Reply with one number only: the count of lines below that contain the word "подпрограммы".

** start DATA EXTRACT **

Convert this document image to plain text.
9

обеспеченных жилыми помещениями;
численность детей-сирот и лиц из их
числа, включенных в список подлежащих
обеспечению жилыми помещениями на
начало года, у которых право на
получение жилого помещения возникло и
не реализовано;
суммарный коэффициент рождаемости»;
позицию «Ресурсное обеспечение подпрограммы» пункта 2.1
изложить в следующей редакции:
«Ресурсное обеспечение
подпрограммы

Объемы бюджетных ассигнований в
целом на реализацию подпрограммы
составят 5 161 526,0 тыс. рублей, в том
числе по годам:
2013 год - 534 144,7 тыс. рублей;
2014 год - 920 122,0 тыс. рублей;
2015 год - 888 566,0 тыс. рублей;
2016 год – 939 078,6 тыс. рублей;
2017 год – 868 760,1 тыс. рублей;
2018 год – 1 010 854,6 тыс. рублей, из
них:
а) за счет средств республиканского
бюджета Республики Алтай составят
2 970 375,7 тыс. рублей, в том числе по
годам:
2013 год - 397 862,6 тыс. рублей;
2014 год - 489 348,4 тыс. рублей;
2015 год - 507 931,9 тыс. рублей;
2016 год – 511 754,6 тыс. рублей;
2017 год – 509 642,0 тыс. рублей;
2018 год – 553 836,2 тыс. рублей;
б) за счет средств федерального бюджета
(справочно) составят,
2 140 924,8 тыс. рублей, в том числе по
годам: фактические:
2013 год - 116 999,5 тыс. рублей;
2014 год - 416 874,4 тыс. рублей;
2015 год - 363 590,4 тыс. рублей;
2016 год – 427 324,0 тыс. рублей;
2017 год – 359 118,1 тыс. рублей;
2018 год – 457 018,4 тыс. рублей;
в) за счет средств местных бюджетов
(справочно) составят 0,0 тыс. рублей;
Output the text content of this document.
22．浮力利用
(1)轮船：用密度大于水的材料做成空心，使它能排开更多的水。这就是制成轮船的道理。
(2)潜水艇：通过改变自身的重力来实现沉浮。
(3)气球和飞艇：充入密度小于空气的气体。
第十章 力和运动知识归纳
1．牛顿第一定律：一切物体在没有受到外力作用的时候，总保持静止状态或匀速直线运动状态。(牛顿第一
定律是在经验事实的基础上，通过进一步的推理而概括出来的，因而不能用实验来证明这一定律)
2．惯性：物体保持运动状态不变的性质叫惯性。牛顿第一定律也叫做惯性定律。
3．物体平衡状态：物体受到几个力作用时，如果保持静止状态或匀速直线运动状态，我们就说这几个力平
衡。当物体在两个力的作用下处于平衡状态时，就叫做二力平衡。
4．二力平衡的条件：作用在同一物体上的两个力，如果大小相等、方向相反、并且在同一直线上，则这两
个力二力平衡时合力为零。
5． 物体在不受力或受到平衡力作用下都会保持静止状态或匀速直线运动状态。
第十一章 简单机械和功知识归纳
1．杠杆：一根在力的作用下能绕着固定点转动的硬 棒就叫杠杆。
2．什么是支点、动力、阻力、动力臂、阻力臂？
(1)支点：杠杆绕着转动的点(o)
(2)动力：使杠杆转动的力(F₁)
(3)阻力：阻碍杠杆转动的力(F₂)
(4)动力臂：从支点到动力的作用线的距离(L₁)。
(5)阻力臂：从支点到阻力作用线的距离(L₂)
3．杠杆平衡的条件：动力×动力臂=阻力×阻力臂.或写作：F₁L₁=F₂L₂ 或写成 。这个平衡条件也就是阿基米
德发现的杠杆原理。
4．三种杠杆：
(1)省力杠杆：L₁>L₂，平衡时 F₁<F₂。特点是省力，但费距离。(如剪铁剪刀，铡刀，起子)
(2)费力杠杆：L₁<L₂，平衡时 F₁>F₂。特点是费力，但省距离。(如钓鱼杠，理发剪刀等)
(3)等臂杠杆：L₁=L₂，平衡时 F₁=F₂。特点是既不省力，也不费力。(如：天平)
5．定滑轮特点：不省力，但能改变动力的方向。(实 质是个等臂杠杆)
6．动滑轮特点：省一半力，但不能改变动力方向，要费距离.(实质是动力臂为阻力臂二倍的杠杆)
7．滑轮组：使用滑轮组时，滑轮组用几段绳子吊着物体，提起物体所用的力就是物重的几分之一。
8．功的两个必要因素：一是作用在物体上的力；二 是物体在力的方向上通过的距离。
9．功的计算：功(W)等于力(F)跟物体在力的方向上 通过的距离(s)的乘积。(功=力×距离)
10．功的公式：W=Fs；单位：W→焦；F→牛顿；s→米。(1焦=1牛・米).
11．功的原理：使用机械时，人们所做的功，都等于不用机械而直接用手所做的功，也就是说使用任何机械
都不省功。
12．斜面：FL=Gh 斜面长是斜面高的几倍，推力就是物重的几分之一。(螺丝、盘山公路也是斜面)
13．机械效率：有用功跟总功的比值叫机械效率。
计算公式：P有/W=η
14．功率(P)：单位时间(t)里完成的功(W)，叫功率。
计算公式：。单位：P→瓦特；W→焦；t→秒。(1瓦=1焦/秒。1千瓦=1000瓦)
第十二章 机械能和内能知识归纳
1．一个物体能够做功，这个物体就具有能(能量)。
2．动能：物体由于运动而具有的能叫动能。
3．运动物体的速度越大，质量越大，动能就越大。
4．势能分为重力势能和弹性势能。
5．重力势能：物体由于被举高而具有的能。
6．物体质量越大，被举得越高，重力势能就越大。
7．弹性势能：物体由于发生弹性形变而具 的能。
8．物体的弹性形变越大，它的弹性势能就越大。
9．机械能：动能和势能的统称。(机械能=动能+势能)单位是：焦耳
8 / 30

** end DATA EXTRACT **

**SOLUTION TO THIS EXERCISE**. 3